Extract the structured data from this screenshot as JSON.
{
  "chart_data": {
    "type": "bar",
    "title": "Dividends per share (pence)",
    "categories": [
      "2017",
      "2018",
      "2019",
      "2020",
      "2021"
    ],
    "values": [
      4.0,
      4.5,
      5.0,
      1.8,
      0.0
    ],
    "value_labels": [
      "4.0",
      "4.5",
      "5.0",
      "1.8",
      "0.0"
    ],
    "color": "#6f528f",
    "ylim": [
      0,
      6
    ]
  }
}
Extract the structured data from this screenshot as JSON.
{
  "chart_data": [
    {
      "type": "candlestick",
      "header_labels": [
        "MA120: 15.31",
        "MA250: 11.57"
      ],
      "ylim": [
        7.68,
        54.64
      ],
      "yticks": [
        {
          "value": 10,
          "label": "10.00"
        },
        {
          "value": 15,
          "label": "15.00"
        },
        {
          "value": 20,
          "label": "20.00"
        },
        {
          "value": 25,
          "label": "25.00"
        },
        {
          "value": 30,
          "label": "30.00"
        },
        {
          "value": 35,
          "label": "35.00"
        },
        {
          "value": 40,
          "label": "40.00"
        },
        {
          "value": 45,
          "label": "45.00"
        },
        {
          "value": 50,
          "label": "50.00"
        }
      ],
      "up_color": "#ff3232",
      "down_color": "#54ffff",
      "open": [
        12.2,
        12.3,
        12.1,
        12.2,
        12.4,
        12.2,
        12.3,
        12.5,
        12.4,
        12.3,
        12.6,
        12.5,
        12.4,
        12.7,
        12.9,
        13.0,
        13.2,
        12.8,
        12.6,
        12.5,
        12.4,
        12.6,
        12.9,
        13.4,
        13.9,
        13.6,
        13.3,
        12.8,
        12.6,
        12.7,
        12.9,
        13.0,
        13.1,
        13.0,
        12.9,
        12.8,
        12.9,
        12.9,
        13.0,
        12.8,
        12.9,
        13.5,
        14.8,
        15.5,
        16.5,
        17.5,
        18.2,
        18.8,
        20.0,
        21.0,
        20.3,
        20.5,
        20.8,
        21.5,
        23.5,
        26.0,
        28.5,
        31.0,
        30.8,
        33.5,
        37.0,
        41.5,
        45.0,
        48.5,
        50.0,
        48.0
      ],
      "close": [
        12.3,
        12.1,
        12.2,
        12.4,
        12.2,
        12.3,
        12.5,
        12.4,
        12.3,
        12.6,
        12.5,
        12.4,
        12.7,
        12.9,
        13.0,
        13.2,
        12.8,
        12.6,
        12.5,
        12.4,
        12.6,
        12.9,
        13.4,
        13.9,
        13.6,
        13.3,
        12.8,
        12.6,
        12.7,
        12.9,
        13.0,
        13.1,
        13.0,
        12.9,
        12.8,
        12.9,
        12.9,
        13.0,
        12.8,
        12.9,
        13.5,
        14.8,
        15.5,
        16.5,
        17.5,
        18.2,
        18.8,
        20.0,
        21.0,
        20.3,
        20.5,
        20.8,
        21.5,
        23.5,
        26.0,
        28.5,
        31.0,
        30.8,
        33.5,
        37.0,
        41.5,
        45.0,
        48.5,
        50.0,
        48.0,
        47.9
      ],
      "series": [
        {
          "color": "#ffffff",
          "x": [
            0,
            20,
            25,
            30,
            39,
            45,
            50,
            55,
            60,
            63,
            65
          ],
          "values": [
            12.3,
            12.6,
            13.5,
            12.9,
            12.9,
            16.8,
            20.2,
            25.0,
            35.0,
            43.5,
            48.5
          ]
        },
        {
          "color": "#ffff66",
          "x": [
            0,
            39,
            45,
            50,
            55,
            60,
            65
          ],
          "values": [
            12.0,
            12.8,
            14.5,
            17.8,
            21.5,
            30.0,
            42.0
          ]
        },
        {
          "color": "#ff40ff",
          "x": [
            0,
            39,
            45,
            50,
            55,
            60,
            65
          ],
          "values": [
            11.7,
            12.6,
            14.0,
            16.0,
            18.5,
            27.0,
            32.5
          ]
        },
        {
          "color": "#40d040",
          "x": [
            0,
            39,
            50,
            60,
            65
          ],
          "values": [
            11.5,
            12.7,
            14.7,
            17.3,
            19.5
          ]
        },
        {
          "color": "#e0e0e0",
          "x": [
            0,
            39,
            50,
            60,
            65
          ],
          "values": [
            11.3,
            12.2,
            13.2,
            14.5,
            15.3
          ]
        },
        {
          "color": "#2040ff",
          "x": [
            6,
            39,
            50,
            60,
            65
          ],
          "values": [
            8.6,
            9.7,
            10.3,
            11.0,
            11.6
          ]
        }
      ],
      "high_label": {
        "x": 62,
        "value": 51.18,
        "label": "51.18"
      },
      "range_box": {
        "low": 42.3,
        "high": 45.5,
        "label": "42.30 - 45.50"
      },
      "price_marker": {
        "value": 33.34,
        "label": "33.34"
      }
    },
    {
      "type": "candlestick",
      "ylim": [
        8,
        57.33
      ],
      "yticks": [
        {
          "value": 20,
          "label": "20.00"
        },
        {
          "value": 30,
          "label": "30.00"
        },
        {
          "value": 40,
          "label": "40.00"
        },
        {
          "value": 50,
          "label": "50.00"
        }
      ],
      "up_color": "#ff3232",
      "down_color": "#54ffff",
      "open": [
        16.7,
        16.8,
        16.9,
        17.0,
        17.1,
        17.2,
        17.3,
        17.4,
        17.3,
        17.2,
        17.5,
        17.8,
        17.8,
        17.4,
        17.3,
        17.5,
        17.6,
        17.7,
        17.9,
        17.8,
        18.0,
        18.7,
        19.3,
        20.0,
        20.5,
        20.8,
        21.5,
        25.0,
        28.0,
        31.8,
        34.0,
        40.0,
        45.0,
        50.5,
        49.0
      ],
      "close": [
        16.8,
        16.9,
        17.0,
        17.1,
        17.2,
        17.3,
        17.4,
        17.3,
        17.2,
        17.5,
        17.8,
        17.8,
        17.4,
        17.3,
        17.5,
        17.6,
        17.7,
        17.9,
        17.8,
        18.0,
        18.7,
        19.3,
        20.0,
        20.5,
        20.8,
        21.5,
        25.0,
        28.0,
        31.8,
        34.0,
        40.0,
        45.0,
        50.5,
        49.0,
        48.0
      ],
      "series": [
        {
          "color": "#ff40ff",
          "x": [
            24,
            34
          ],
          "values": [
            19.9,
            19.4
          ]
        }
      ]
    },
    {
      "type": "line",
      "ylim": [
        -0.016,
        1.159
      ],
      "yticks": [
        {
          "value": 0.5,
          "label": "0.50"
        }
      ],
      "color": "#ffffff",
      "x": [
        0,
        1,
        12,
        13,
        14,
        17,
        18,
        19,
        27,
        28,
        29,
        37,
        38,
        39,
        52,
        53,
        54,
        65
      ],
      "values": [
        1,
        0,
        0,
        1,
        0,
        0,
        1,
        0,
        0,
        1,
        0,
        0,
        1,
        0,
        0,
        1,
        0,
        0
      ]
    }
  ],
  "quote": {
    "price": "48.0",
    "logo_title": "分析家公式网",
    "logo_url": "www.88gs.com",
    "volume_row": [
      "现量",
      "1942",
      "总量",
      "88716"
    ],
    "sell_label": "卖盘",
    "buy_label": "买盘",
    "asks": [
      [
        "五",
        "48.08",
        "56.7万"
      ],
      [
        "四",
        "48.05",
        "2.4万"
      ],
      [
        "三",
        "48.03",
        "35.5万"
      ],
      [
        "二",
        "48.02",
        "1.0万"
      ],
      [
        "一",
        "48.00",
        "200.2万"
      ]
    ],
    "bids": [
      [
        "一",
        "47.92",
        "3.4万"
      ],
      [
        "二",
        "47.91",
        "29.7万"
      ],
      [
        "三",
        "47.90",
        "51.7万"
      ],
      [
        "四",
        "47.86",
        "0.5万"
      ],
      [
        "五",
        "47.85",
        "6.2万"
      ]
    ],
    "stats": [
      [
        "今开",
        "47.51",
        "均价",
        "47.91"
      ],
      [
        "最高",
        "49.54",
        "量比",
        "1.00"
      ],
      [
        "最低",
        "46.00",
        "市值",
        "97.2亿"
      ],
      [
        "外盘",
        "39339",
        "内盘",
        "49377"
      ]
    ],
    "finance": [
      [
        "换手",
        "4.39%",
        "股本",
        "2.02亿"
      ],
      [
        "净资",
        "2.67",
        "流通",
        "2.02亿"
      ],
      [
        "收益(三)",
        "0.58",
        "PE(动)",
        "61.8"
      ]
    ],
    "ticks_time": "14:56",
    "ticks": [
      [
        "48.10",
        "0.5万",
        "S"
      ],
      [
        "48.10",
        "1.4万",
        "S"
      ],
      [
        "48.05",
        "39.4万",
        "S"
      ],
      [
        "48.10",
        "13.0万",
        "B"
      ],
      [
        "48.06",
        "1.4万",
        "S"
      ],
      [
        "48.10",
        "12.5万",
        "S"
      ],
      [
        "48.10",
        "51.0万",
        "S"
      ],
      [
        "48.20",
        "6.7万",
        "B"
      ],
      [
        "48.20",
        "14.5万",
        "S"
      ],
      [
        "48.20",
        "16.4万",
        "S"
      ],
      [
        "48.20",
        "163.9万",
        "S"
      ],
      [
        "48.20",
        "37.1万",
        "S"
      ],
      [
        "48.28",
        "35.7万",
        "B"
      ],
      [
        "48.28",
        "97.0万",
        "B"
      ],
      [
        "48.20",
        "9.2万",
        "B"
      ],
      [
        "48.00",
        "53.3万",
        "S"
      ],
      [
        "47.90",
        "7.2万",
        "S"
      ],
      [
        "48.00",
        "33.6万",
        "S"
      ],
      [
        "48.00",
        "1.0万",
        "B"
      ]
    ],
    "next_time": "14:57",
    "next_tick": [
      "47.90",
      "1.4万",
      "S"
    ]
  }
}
==*==
Problem to solve:
Show, from the listing above, each line that contains the word "type".

Answer:
    "type": "bar",
      "type": "candlestick",
      "type": "candlestick",
      "type": "line",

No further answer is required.